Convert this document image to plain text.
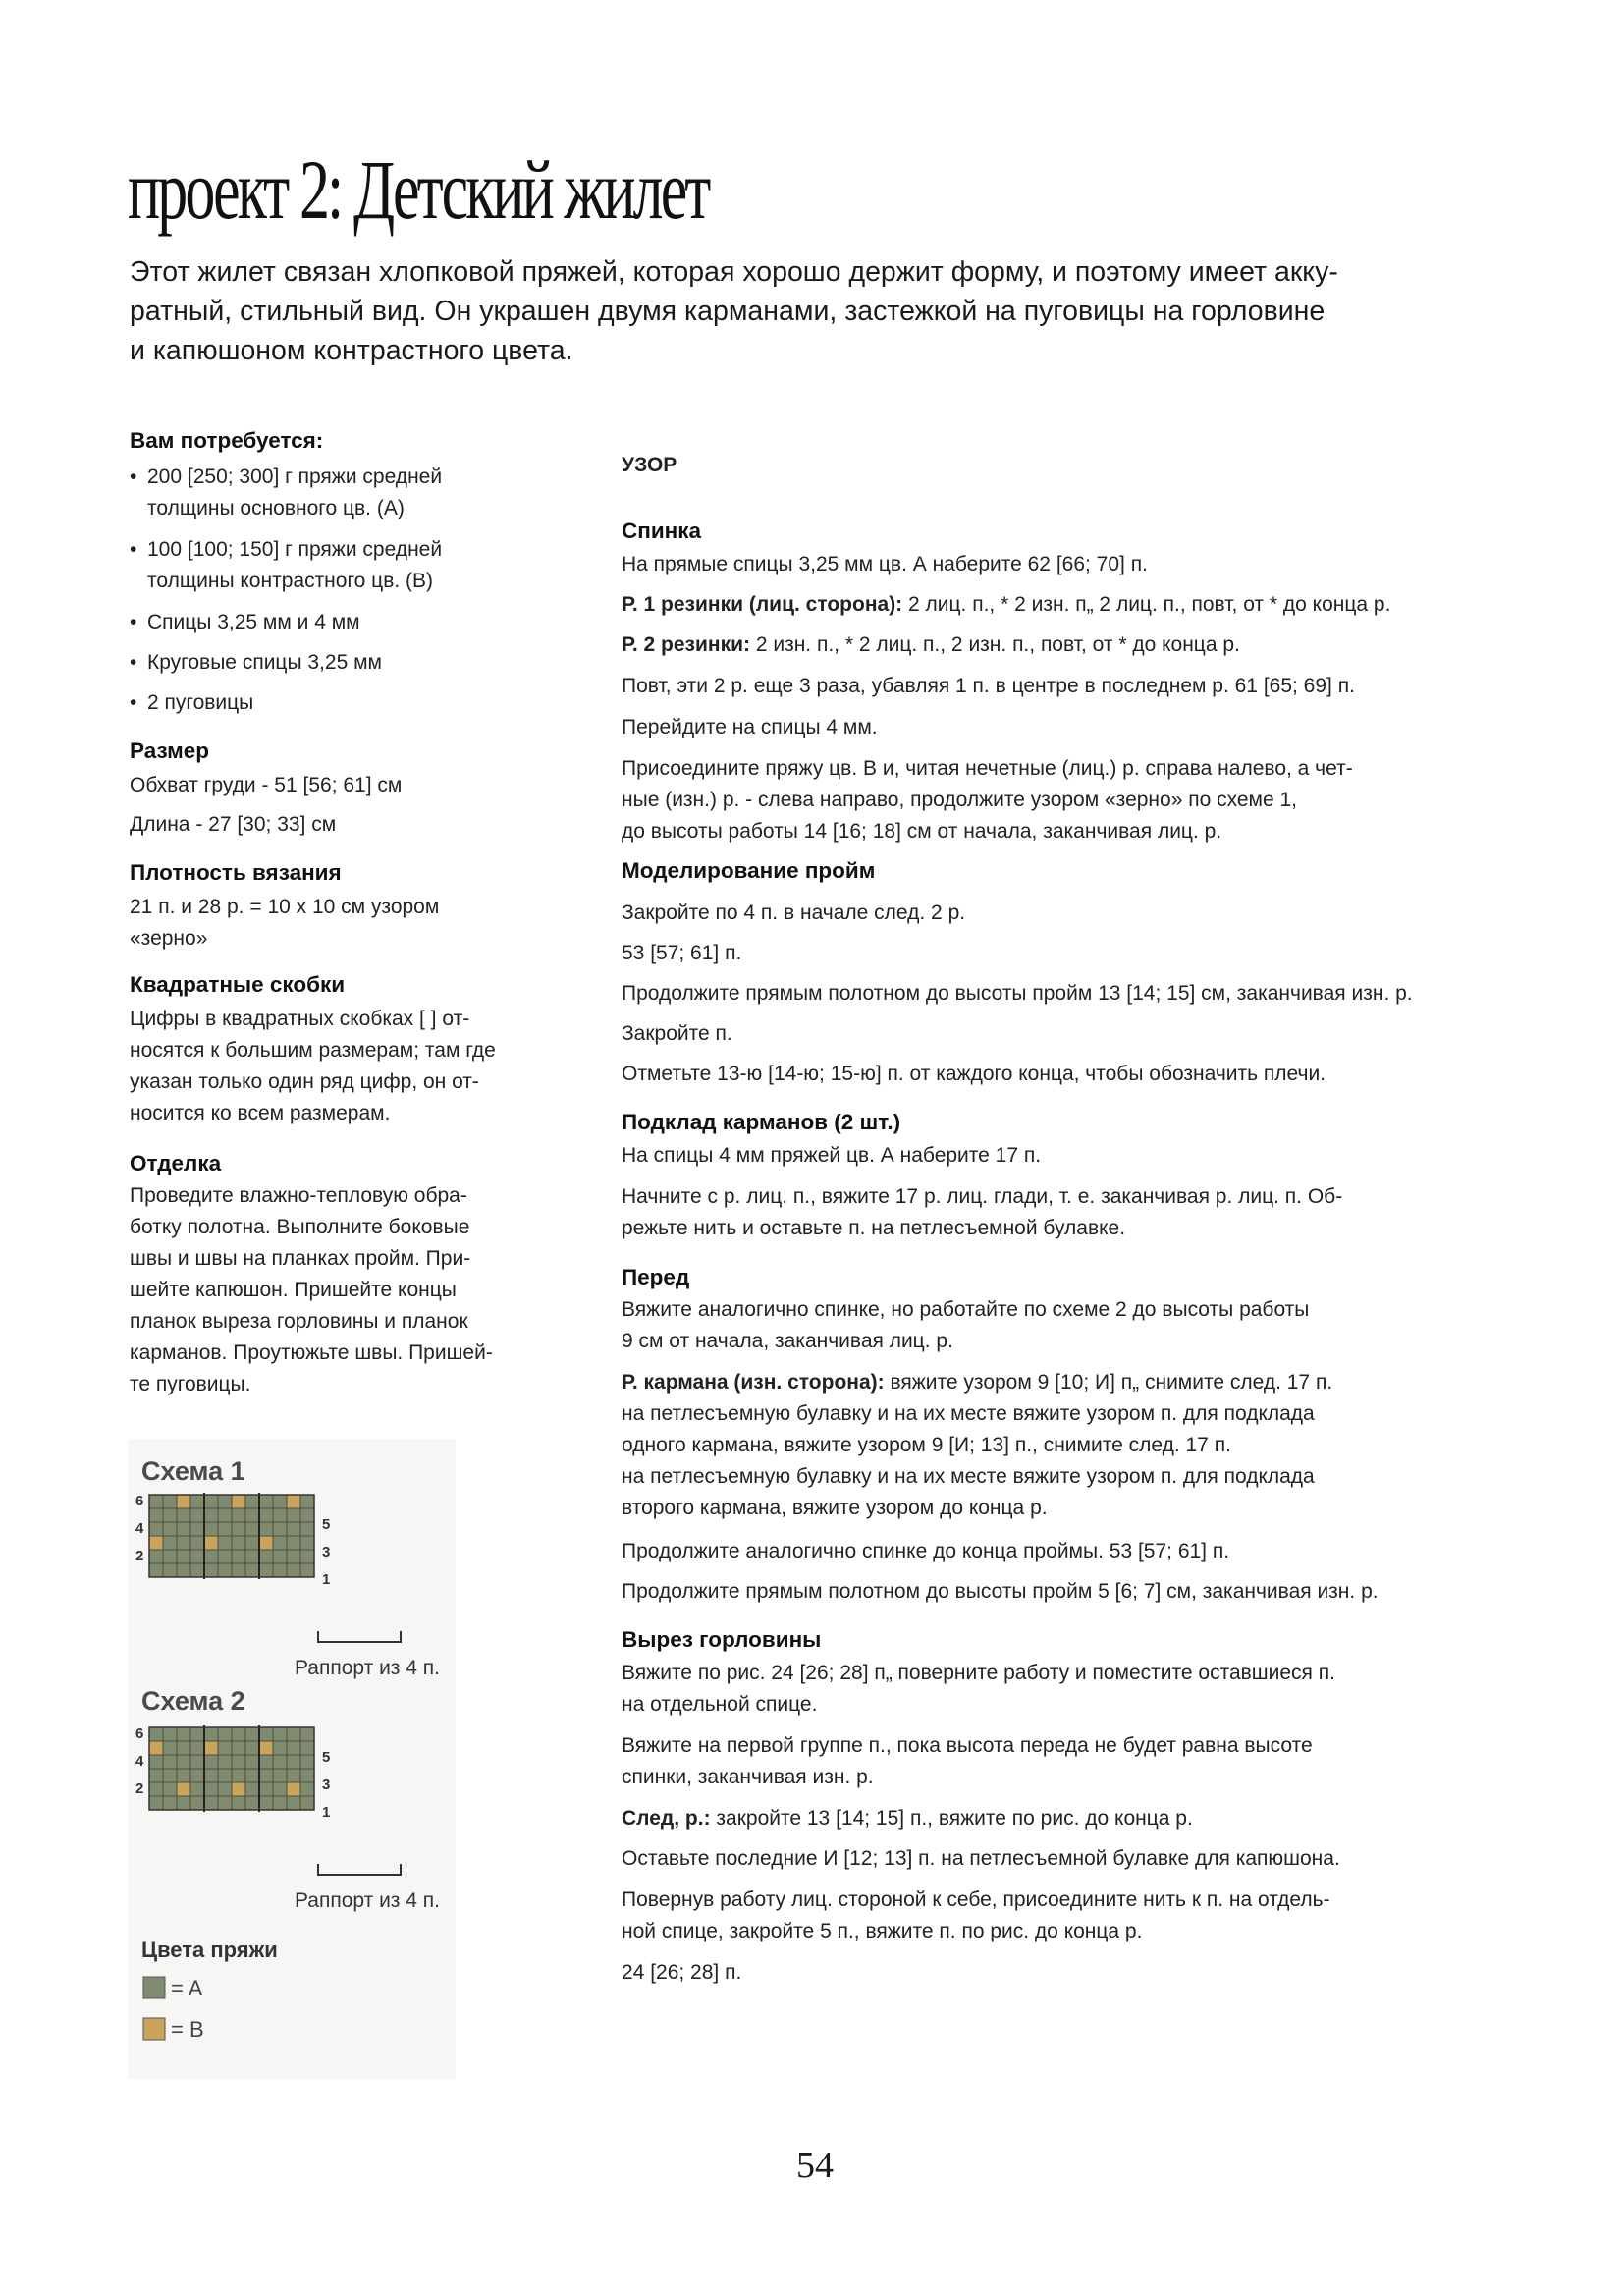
проект 2: Детский жилет
Этот жилет связан хлопковой пряжей, которая хорошо держит форму, и поэтому имеет акку-
ратный, стильный вид. Он украшен двумя карманами, застежкой на пуговицы на горловине
и капюшоном контрастного цвета.
Вам потребуется:
• 200 [250; 300] г пряжи средней
толщины основного цв. (A)
• 100 [100; 150] г пряжи средней
толщины контрастного цв. (B)
• Спицы 3,25 мм и 4 мм
• Круговые спицы 3,25 мм
• 2 пуговицы
Размер
Обхват груди - 51 [56; 61] см
Длина - 27 [30; 33] см
Плотность вязания
21 п. и 28 р. = 10 х 10 см узором
«зерно»
Квадратные скобки
Цифры в квадратных скобках [ ] от-
носятся к большим размерам; там где
указан только один ряд цифр, он от-
носится ко всем размерам.
Отделка
Проведите влажно-тепловую обра-
ботку полотна. Выполните боковые
швы и швы на планках пройм. При-
шейте капюшон. Пришейте концы
планок выреза горловины и планок
карманов. Проутюжьте швы. Пришей-
те пуговицы.
Схема 1
6
4
2
5
3
1
Раппорт из 4 п.
Схема 2
6
4
2
5
3
1
Раппорт из 4 п.
Цвета пряжи
= A
= B
УЗОР
Спинка
На прямые спицы 3,25 мм цв. А наберите 62 [66; 70] п.
Р. 1 резинки (лиц. сторона): 2 лиц. п., * 2 изн. п„ 2 лиц. п., повт, от * до конца р.
Р. 2 резинки: 2 изн. п., * 2 лиц. п., 2 изн. п., повт, от * до конца р.
Повт, эти 2 р. еще 3 раза, убавляя 1 п. в центре в последнем р. 61 [65; 69] п.
Перейдите на спицы 4 мм.
Присоедините пряжу цв. В и, читая нечетные (лиц.) р. справа налево, а чет-
ные (изн.) р. - слева направо, продолжите узором «зерно» по схеме 1,
до высоты работы 14 [16; 18] см от начала, заканчивая лиц. р.
Моделирование пройм
Закройте по 4 п. в начале след. 2 р.
53 [57; 61] п.
Продолжите прямым полотном до высоты пройм 13 [14; 15] см, заканчивая изн. р.
Закройте п.
Отметьте 13-ю [14-ю; 15-ю] п. от каждого конца, чтобы обозначить плечи.
Подклад карманов (2 шт.)
На спицы 4 мм пряжей цв. А наберите 17 п.
Начните с р. лиц. п., вяжите 17 р. лиц. глади, т. е. заканчивая р. лиц. п. Об-
режьте нить и оставьте п. на петлесъемной булавке.
Перед
Вяжите аналогично спинке, но работайте по схеме 2 до высоты работы
9 см от начала, заканчивая лиц. р.
Р. кармана (изн. сторона): вяжите узором 9 [10; И] п„ снимите след. 17 п.
на петлесъемную булавку и на их месте вяжите узором п. для подклада
одного кармана, вяжите узором 9 [И; 13] п., снимите след. 17 п.
на петлесъемную булавку и на их месте вяжите узором п. для подклада
второго кармана, вяжите узором до конца р.
Продолжите аналогично спинке до конца проймы. 53 [57; 61] п.
Продолжите прямым полотном до высоты пройм 5 [6; 7] см, заканчивая изн. р.
Вырез горловины
Вяжите по рис. 24 [26; 28] п„ поверните работу и поместите оставшиеся п.
на отдельной спице.
Вяжите на первой группе п., пока высота переда не будет равна высоте
спинки, заканчивая изн. р.
След, р.: закройте 13 [14; 15] п., вяжите по рис. до конца р.
Оставьте последние И [12; 13] п. на петлесъемной булавке для капюшона.
Повернув работу лиц. стороной к себе, присоедините нить к п. на отдель-
ной спице, закройте 5 п., вяжите п. по рис. до конца р.
24 [26; 28] п.
54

Exercise brief: Note each line of the entries that has "средней" in it, and copy those lines.

Expected output:
• 200 [250; 300] г пряжи средней
• 100 [100; 150] г пряжи средней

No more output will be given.